*AIM OF THE EXERCISE*
Extract every line of the material below and reproduce each one unchanged.

(Dataset entries)
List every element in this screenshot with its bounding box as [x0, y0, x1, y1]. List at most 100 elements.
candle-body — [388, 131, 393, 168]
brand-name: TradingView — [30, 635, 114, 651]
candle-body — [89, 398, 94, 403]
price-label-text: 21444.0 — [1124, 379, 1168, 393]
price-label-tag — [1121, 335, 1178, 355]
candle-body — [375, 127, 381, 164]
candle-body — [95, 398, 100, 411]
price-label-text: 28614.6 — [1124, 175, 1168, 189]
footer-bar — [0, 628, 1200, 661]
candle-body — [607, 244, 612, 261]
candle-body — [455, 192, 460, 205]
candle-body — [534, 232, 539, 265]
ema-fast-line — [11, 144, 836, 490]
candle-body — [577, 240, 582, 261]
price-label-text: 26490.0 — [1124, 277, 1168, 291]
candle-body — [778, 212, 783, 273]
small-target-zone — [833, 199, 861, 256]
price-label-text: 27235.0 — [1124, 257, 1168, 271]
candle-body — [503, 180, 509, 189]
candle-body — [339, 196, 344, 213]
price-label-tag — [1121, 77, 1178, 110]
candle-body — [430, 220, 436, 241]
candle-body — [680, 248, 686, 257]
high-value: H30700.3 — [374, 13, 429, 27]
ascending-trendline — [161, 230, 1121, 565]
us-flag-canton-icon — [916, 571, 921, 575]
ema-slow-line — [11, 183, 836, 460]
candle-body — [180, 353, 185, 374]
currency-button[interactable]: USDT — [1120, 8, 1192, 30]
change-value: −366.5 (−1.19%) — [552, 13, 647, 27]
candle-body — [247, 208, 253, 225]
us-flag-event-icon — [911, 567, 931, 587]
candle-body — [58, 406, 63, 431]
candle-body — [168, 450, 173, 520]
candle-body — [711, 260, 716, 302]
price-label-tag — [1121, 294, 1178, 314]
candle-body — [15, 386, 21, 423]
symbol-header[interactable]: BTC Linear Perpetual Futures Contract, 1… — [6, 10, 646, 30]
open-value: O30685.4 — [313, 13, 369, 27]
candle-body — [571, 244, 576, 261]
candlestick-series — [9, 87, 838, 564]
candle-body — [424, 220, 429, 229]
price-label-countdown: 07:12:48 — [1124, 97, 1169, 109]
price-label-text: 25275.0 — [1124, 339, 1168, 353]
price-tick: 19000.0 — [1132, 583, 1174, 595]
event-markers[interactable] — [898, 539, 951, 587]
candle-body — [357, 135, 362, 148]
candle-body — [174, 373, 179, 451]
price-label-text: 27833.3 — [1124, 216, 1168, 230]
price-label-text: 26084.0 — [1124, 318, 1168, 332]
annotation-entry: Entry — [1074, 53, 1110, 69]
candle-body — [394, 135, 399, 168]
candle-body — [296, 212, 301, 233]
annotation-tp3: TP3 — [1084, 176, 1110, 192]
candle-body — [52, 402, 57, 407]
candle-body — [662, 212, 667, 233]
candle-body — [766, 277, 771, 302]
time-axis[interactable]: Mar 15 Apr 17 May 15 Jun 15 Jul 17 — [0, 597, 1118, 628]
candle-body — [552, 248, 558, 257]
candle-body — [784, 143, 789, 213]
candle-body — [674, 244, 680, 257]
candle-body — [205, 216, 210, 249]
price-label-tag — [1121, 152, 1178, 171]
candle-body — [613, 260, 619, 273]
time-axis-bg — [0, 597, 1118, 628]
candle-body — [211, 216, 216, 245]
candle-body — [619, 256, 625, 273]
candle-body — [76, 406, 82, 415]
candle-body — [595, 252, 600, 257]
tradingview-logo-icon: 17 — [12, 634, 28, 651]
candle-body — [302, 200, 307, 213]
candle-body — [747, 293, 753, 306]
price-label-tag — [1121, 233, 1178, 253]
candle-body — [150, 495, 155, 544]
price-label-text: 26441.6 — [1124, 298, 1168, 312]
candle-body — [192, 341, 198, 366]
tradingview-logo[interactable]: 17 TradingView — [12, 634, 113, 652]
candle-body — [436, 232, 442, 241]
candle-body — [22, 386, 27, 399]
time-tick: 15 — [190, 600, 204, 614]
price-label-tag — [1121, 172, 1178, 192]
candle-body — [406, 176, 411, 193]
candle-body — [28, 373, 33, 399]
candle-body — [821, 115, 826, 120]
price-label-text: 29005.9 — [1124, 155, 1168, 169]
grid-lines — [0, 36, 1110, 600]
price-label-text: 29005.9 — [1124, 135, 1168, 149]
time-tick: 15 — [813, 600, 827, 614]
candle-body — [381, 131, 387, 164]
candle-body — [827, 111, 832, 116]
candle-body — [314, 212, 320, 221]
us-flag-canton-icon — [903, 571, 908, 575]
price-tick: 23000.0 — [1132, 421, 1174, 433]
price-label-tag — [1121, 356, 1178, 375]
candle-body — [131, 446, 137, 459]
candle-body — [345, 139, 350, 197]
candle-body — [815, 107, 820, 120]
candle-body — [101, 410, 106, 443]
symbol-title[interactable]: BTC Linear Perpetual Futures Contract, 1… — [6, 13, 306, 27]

*OUTPUT OF THE EXERCISE*
List every element in this screenshot with its bounding box as [x0, y0, x1, y1]. List at most 100 elements.
candle-body — [388, 131, 393, 168]
brand-name: TradingView — [30, 635, 114, 651]
candle-body — [89, 398, 94, 403]
price-label-text: 21444.0 — [1124, 379, 1168, 393]
price-label-tag — [1121, 335, 1178, 355]
candle-body — [375, 127, 381, 164]
candle-body — [95, 398, 100, 411]
price-label-text: 28614.6 — [1124, 175, 1168, 189]
footer-bar — [0, 628, 1200, 661]
candle-body — [607, 244, 612, 261]
candle-body — [455, 192, 460, 205]
candle-body — [534, 232, 539, 265]
ema-fast-line — [11, 144, 836, 490]
candle-body — [577, 240, 582, 261]
price-label-text: 26490.0 — [1124, 277, 1168, 291]
candle-body — [778, 212, 783, 273]
small-target-zone — [833, 199, 861, 256]
price-label-text: 27235.0 — [1124, 257, 1168, 271]
candle-body — [503, 180, 509, 189]
candle-body — [339, 196, 344, 213]
price-label-tag — [1121, 77, 1178, 110]
candle-body — [430, 220, 436, 241]
candle-body — [680, 248, 686, 257]
high-value: H30700.3 — [374, 13, 429, 27]
ascending-trendline — [161, 230, 1121, 565]
us-flag-canton-icon — [916, 571, 921, 575]
ema-slow-line — [11, 183, 836, 460]
candle-body — [180, 353, 185, 374]
currency-button[interactable]: USDT — [1120, 8, 1192, 30]
change-value: −366.5 (−1.19%) — [552, 13, 647, 27]
candle-body — [247, 208, 253, 225]
us-flag-event-icon — [911, 567, 931, 587]
candle-body — [58, 406, 63, 431]
candle-body — [168, 450, 173, 520]
candle-body — [711, 260, 716, 302]
price-label-tag — [1121, 294, 1178, 314]
candle-body — [15, 386, 21, 423]
symbol-header[interactable]: BTC Linear Perpetual Futures Contract, 1… — [6, 10, 646, 30]
open-value: O30685.4 — [313, 13, 369, 27]
candle-body — [571, 244, 576, 261]
candlestick-series — [9, 87, 838, 564]
candle-body — [424, 220, 429, 229]
price-label-countdown: 07:12:48 — [1124, 97, 1169, 109]
price-label-text: 25275.0 — [1124, 339, 1168, 353]
price-tick: 19000.0 — [1132, 583, 1174, 595]
event-markers[interactable] — [898, 539, 951, 587]
candle-body — [357, 135, 362, 148]
candle-body — [174, 373, 179, 451]
price-label-text: 27833.3 — [1124, 216, 1168, 230]
price-label-text: 26084.0 — [1124, 318, 1168, 332]
annotation-entry: Entry — [1074, 53, 1110, 69]
candle-body — [394, 135, 399, 168]
candle-body — [296, 212, 301, 233]
annotation-tp3: TP3 — [1084, 176, 1110, 192]
candle-body — [52, 402, 57, 407]
candle-body — [662, 212, 667, 233]
candle-body — [766, 277, 771, 302]
time-axis[interactable]: Mar 15 Apr 17 May 15 Jun 15 Jul 17 — [0, 597, 1118, 628]
candle-body — [552, 248, 558, 257]
candle-body — [784, 143, 789, 213]
candle-body — [674, 244, 680, 257]
candle-body — [205, 216, 210, 249]
price-label-tag — [1121, 152, 1178, 171]
candle-body — [613, 260, 619, 273]
time-axis-bg — [0, 597, 1118, 628]
candle-body — [211, 216, 216, 245]
candle-body — [619, 256, 625, 273]
candle-body — [76, 406, 82, 415]
candle-body — [595, 252, 600, 257]
tradingview-logo-icon: 17 — [12, 634, 28, 651]
candle-body — [302, 200, 307, 213]
candle-body — [747, 293, 753, 306]
price-label-tag — [1121, 233, 1178, 253]
candle-body — [150, 495, 155, 544]
price-label-text: 26441.6 — [1124, 298, 1168, 312]
candle-body — [192, 341, 198, 366]
tradingview-logo[interactable]: 17 TradingView — [12, 634, 113, 652]
candle-body — [436, 232, 442, 241]
candle-body — [22, 386, 27, 399]
time-tick: 15 — [190, 600, 204, 614]
price-label-tag — [1121, 172, 1178, 192]
candle-body — [406, 176, 411, 193]
candle-body — [28, 373, 33, 399]
candle-body — [821, 115, 826, 120]
price-label-text: 29005.9 — [1124, 155, 1168, 169]
grid-lines — [0, 36, 1110, 600]
price-label-text: 29005.9 — [1124, 135, 1168, 149]
time-tick: 15 — [813, 600, 827, 614]
candle-body — [381, 131, 387, 164]
candle-body — [827, 111, 832, 116]
candle-body — [314, 212, 320, 221]
us-flag-canton-icon — [903, 571, 908, 575]
price-tick: 23000.0 — [1132, 421, 1174, 433]
price-label-tag — [1121, 356, 1178, 375]
candle-body — [131, 446, 137, 459]
candle-body — [345, 139, 350, 197]
candle-body — [815, 107, 820, 120]
candle-body — [101, 410, 106, 443]
symbol-title[interactable]: BTC Linear Perpetual Futures Contract, 1… — [6, 13, 306, 27]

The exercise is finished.